• _Aim of the task_
Skip the pictures. Copy all the rest of the records down exactly.

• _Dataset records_
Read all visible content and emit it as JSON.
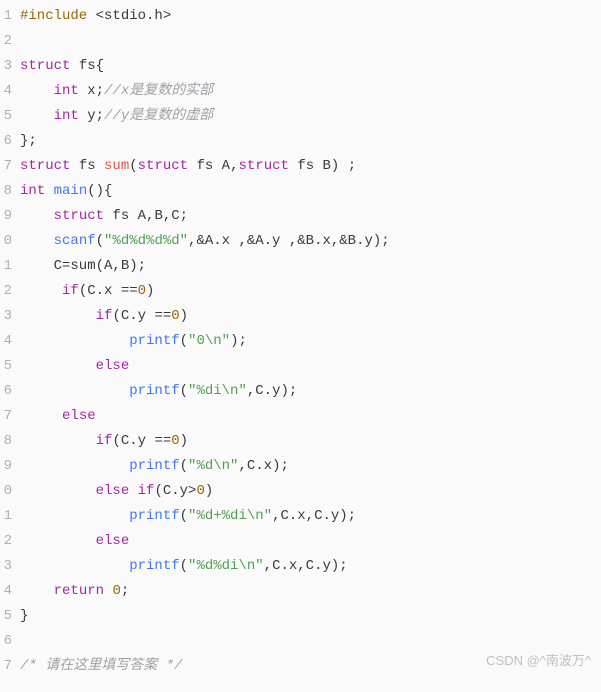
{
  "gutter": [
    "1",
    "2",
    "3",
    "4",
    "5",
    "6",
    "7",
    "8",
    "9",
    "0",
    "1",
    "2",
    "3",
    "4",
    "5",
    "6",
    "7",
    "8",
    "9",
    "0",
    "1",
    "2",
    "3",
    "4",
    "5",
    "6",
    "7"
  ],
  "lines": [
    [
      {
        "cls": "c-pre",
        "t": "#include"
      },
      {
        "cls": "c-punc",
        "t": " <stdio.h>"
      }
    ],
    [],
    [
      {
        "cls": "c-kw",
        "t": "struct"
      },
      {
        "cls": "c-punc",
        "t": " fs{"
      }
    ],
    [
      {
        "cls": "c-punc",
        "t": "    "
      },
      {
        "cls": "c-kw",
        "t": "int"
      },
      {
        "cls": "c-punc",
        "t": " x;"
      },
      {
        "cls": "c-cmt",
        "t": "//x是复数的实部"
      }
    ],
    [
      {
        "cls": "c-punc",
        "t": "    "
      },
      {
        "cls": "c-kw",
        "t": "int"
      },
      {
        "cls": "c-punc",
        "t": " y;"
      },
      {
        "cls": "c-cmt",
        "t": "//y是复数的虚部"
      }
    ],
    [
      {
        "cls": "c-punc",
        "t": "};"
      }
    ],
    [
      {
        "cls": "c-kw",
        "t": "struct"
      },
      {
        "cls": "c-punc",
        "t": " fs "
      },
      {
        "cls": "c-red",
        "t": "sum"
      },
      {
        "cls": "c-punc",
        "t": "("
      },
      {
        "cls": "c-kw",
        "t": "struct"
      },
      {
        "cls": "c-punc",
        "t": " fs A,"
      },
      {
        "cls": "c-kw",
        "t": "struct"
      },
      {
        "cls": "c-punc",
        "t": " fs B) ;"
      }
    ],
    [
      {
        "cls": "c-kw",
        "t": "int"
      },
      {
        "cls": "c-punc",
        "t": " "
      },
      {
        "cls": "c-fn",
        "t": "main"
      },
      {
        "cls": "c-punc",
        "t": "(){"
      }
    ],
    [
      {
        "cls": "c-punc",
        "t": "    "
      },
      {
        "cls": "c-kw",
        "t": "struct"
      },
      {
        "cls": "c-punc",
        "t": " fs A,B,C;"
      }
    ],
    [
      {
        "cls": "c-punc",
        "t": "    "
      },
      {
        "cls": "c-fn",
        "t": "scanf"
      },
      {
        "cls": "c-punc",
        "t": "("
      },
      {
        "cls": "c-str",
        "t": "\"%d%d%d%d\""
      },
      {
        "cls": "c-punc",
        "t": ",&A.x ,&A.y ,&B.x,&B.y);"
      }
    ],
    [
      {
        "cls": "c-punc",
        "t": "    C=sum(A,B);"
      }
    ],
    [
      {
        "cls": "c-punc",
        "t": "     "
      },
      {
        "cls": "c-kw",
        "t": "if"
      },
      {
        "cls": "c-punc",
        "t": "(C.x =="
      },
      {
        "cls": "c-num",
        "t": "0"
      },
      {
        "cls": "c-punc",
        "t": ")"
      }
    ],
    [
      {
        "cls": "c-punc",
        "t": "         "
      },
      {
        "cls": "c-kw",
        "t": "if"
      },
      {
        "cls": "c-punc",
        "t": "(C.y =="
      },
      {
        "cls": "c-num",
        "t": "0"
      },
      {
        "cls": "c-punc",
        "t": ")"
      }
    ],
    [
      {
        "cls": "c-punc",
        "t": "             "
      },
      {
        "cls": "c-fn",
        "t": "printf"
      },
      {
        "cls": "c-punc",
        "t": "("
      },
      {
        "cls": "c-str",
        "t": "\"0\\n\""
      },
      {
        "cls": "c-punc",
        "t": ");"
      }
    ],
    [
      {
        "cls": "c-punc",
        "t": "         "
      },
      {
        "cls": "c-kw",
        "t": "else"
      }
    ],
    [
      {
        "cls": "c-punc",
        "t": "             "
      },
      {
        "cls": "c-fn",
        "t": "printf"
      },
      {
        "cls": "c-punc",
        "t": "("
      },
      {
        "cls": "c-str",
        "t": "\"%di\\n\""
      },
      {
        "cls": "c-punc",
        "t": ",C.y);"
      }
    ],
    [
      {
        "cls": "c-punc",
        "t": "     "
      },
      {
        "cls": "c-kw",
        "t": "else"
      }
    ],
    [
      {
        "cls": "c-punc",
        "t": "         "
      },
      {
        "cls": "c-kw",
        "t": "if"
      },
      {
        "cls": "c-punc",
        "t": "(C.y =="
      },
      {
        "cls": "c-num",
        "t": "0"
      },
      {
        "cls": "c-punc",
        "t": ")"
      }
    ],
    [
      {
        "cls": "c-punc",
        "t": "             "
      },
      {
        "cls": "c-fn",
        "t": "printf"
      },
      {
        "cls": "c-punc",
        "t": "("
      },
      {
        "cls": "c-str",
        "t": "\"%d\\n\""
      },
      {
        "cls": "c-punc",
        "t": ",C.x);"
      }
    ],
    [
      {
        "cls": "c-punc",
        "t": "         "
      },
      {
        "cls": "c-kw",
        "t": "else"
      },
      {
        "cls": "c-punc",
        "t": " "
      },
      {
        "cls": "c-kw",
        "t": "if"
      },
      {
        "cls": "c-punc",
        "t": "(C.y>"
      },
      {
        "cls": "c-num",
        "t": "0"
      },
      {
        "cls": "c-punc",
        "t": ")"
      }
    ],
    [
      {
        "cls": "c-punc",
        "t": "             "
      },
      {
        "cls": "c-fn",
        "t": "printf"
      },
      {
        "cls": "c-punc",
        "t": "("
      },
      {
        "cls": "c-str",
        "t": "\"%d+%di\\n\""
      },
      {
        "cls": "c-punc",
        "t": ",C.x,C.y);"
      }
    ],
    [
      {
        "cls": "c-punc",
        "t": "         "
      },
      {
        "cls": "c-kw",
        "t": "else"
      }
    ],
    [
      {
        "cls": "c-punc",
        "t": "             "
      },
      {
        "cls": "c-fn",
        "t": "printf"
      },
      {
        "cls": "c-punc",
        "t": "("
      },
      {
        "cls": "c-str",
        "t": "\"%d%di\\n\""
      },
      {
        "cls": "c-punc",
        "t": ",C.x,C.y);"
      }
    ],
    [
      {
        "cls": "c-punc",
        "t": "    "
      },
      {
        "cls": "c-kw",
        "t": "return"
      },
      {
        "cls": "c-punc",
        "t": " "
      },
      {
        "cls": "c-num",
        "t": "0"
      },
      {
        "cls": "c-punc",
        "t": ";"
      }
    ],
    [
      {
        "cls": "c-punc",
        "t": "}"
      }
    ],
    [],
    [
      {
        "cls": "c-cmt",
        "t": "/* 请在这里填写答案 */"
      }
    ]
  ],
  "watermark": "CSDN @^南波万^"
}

• _Exercise response_
Read all visible content and emit it as JSON.
{
  "gutter": [
    "1",
    "2",
    "3",
    "4",
    "5",
    "6",
    "7",
    "8",
    "9",
    "0",
    "1",
    "2",
    "3",
    "4",
    "5",
    "6",
    "7",
    "8",
    "9",
    "0",
    "1",
    "2",
    "3",
    "4",
    "5",
    "6",
    "7"
  ],
  "lines": [
    [
      {
        "cls": "c-pre",
        "t": "#include"
      },
      {
        "cls": "c-punc",
        "t": " <stdio.h>"
      }
    ],
    [],
    [
      {
        "cls": "c-kw",
        "t": "struct"
      },
      {
        "cls": "c-punc",
        "t": " fs{"
      }
    ],
    [
      {
        "cls": "c-punc",
        "t": "    "
      },
      {
        "cls": "c-kw",
        "t": "int"
      },
      {
        "cls": "c-punc",
        "t": " x;"
      },
      {
        "cls": "c-cmt",
        "t": "//x是复数的实部"
      }
    ],
    [
      {
        "cls": "c-punc",
        "t": "    "
      },
      {
        "cls": "c-kw",
        "t": "int"
      },
      {
        "cls": "c-punc",
        "t": " y;"
      },
      {
        "cls": "c-cmt",
        "t": "//y是复数的虚部"
      }
    ],
    [
      {
        "cls": "c-punc",
        "t": "};"
      }
    ],
    [
      {
        "cls": "c-kw",
        "t": "struct"
      },
      {
        "cls": "c-punc",
        "t": " fs "
      },
      {
        "cls": "c-red",
        "t": "sum"
      },
      {
        "cls": "c-punc",
        "t": "("
      },
      {
        "cls": "c-kw",
        "t": "struct"
      },
      {
        "cls": "c-punc",
        "t": " fs A,"
      },
      {
        "cls": "c-kw",
        "t": "struct"
      },
      {
        "cls": "c-punc",
        "t": " fs B) ;"
      }
    ],
    [
      {
        "cls": "c-kw",
        "t": "int"
      },
      {
        "cls": "c-punc",
        "t": " "
      },
      {
        "cls": "c-fn",
        "t": "main"
      },
      {
        "cls": "c-punc",
        "t": "(){"
      }
    ],
    [
      {
        "cls": "c-punc",
        "t": "    "
      },
      {
        "cls": "c-kw",
        "t": "struct"
      },
      {
        "cls": "c-punc",
        "t": " fs A,B,C;"
      }
    ],
    [
      {
        "cls": "c-punc",
        "t": "    "
      },
      {
        "cls": "c-fn",
        "t": "scanf"
      },
      {
        "cls": "c-punc",
        "t": "("
      },
      {
        "cls": "c-str",
        "t": "\"%d%d%d%d\""
      },
      {
        "cls": "c-punc",
        "t": ",&A.x ,&A.y ,&B.x,&B.y);"
      }
    ],
    [
      {
        "cls": "c-punc",
        "t": "    C=sum(A,B);"
      }
    ],
    [
      {
        "cls": "c-punc",
        "t": "     "
      },
      {
        "cls": "c-kw",
        "t": "if"
      },
      {
        "cls": "c-punc",
        "t": "(C.x =="
      },
      {
        "cls": "c-num",
        "t": "0"
      },
      {
        "cls": "c-punc",
        "t": ")"
      }
    ],
    [
      {
        "cls": "c-punc",
        "t": "         "
      },
      {
        "cls": "c-kw",
        "t": "if"
      },
      {
        "cls": "c-punc",
        "t": "(C.y =="
      },
      {
        "cls": "c-num",
        "t": "0"
      },
      {
        "cls": "c-punc",
        "t": ")"
      }
    ],
    [
      {
        "cls": "c-punc",
        "t": "             "
      },
      {
        "cls": "c-fn",
        "t": "printf"
      },
      {
        "cls": "c-punc",
        "t": "("
      },
      {
        "cls": "c-str",
        "t": "\"0\\n\""
      },
      {
        "cls": "c-punc",
        "t": ");"
      }
    ],
    [
      {
        "cls": "c-punc",
        "t": "         "
      },
      {
        "cls": "c-kw",
        "t": "else"
      }
    ],
    [
      {
        "cls": "c-punc",
        "t": "             "
      },
      {
        "cls": "c-fn",
        "t": "printf"
      },
      {
        "cls": "c-punc",
        "t": "("
      },
      {
        "cls": "c-str",
        "t": "\"%di\\n\""
      },
      {
        "cls": "c-punc",
        "t": ",C.y);"
      }
    ],
    [
      {
        "cls": "c-punc",
        "t": "     "
      },
      {
        "cls": "c-kw",
        "t": "else"
      }
    ],
    [
      {
        "cls": "c-punc",
        "t": "         "
      },
      {
        "cls": "c-kw",
        "t": "if"
      },
      {
        "cls": "c-punc",
        "t": "(C.y =="
      },
      {
        "cls": "c-num",
        "t": "0"
      },
      {
        "cls": "c-punc",
        "t": ")"
      }
    ],
    [
      {
        "cls": "c-punc",
        "t": "             "
      },
      {
        "cls": "c-fn",
        "t": "printf"
      },
      {
        "cls": "c-punc",
        "t": "("
      },
      {
        "cls": "c-str",
        "t": "\"%d\\n\""
      },
      {
        "cls": "c-punc",
        "t": ",C.x);"
      }
    ],
    [
      {
        "cls": "c-punc",
        "t": "         "
      },
      {
        "cls": "c-kw",
        "t": "else"
      },
      {
        "cls": "c-punc",
        "t": " "
      },
      {
        "cls": "c-kw",
        "t": "if"
      },
      {
        "cls": "c-punc",
        "t": "(C.y>"
      },
      {
        "cls": "c-num",
        "t": "0"
      },
      {
        "cls": "c-punc",
        "t": ")"
      }
    ],
    [
      {
        "cls": "c-punc",
        "t": "             "
      },
      {
        "cls": "c-fn",
        "t": "printf"
      },
      {
        "cls": "c-punc",
        "t": "("
      },
      {
        "cls": "c-str",
        "t": "\"%d+%di\\n\""
      },
      {
        "cls": "c-punc",
        "t": ",C.x,C.y);"
      }
    ],
    [
      {
        "cls": "c-punc",
        "t": "         "
      },
      {
        "cls": "c-kw",
        "t": "else"
      }
    ],
    [
      {
        "cls": "c-punc",
        "t": "             "
      },
      {
        "cls": "c-fn",
        "t": "printf"
      },
      {
        "cls": "c-punc",
        "t": "("
      },
      {
        "cls": "c-str",
        "t": "\"%d%di\\n\""
      },
      {
        "cls": "c-punc",
        "t": ",C.x,C.y);"
      }
    ],
    [
      {
        "cls": "c-punc",
        "t": "    "
      },
      {
        "cls": "c-kw",
        "t": "return"
      },
      {
        "cls": "c-punc",
        "t": " "
      },
      {
        "cls": "c-num",
        "t": "0"
      },
      {
        "cls": "c-punc",
        "t": ";"
      }
    ],
    [
      {
        "cls": "c-punc",
        "t": "}"
      }
    ],
    [],
    [
      {
        "cls": "c-cmt",
        "t": "/* 请在这里填写答案 */"
      }
    ]
  ],
  "watermark": "CSDN @^南波万^"
}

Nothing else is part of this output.